Request>
Look through the records below, and copy out every line that holds the string "this".

Entries shown>
----

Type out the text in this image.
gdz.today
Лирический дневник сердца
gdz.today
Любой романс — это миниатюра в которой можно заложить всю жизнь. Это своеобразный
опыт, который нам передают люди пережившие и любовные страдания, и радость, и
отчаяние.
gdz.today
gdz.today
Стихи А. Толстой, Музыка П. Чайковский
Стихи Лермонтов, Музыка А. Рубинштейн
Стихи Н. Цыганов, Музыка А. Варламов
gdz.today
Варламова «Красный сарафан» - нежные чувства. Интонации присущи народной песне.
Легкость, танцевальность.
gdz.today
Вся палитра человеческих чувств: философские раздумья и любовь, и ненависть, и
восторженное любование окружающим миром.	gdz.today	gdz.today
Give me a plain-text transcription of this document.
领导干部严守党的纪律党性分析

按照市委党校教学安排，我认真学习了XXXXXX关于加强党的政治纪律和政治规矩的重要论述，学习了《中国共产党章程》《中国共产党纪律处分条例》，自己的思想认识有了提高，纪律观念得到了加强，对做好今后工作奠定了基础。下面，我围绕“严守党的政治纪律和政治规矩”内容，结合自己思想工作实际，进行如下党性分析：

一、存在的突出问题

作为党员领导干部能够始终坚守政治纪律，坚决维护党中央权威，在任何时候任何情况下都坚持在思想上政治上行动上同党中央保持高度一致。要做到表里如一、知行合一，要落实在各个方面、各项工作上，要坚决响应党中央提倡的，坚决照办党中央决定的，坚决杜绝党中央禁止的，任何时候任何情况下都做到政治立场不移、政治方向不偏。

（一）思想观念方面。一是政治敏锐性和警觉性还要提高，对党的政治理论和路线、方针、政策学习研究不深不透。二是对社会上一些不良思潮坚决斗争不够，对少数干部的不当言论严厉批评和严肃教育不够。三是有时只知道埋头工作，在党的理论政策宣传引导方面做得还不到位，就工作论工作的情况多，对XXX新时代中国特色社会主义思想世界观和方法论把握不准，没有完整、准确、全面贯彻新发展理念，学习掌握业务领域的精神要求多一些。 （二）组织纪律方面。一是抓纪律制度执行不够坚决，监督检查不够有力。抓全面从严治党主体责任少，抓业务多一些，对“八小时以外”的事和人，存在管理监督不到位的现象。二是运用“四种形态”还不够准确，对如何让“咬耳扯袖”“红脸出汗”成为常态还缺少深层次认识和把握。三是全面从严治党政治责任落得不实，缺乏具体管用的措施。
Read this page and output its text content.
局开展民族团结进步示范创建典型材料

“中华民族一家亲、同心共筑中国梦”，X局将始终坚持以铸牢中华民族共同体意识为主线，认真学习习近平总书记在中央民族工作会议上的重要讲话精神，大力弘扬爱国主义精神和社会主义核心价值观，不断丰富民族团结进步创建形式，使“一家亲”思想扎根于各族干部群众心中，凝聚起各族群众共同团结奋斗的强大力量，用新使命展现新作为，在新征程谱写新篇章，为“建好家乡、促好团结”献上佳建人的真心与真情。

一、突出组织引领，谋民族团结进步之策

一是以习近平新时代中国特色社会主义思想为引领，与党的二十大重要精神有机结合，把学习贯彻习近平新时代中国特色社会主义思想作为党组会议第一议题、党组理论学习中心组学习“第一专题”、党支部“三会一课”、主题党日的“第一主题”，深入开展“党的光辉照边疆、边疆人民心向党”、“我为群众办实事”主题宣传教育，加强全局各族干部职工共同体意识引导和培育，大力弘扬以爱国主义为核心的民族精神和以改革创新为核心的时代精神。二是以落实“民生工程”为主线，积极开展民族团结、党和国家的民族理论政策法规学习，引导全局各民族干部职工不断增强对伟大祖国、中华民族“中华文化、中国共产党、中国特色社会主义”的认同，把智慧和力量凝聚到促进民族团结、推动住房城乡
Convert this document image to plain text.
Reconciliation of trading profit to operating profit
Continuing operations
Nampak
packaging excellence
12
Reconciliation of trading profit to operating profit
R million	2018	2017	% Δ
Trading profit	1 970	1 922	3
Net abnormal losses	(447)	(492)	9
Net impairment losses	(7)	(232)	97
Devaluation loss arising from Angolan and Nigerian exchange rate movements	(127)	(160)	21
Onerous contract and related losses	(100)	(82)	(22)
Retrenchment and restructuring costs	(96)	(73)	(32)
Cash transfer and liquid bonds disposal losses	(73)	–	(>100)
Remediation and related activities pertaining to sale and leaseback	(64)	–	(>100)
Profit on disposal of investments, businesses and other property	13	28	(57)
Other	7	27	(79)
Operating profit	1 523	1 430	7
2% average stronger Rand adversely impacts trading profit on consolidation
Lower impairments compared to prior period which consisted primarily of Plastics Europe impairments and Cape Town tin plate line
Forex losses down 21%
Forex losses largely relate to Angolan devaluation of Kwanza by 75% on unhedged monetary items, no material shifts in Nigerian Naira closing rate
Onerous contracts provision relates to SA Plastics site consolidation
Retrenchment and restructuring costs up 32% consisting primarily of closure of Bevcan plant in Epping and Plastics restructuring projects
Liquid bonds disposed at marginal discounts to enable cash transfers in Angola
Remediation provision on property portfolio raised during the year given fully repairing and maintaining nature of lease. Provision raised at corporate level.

----

Task response>
Type out the text in this image.
Give me a plain-text transcription of this document.
Read this page and output its text content.
Convert this document image to plain text.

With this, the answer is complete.